PROBLEM | Write out each line exactly as given. Leave the pictures out of your copy.

Data records
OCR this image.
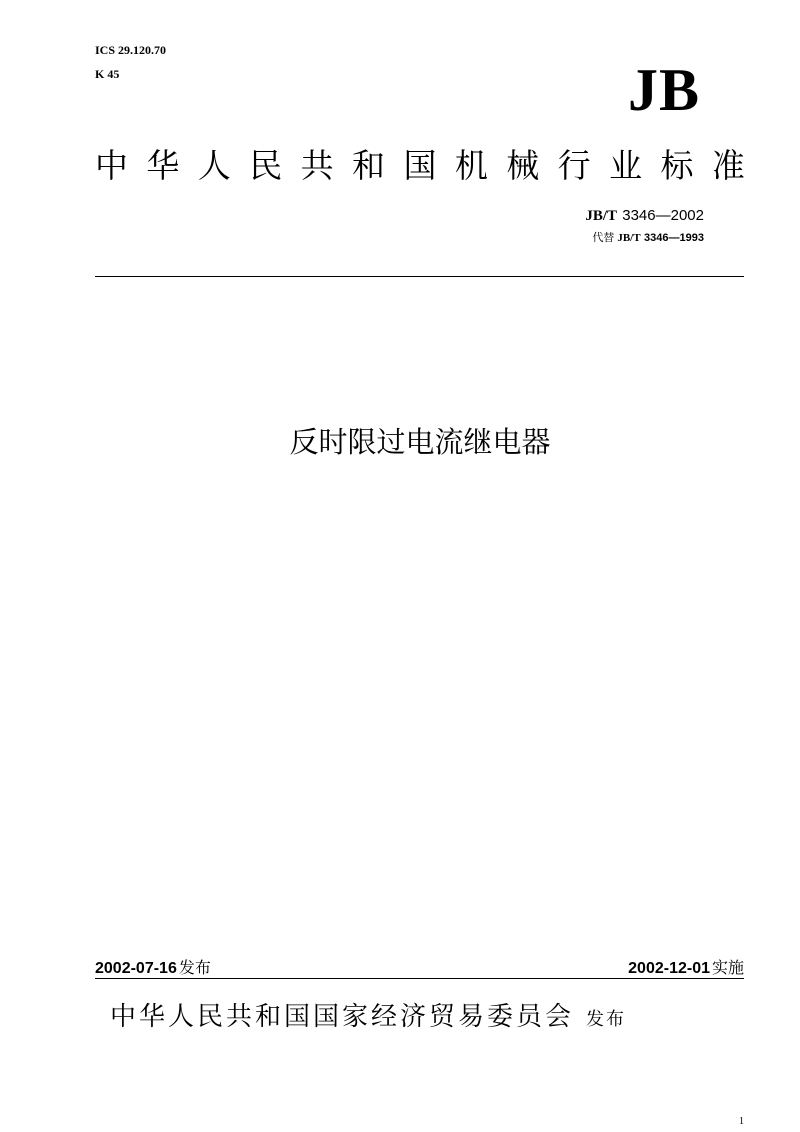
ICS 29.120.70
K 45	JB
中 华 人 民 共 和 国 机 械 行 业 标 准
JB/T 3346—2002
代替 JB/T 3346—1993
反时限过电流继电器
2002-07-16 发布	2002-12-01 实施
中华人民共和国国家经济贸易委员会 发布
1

ANSWER TO THE PROBLEM |
OCR this image.
ICS 29.120.70
K 45	JB
中 华 人 民 共 和 国 机 械 行 业 标 准
JB/T 3346—2002
代替 JB/T 3346—1993
反时限过电流继电器
2002-07-16 发布	2002-12-01 实施
中华人民共和国国家经济贸易委员会 发布
1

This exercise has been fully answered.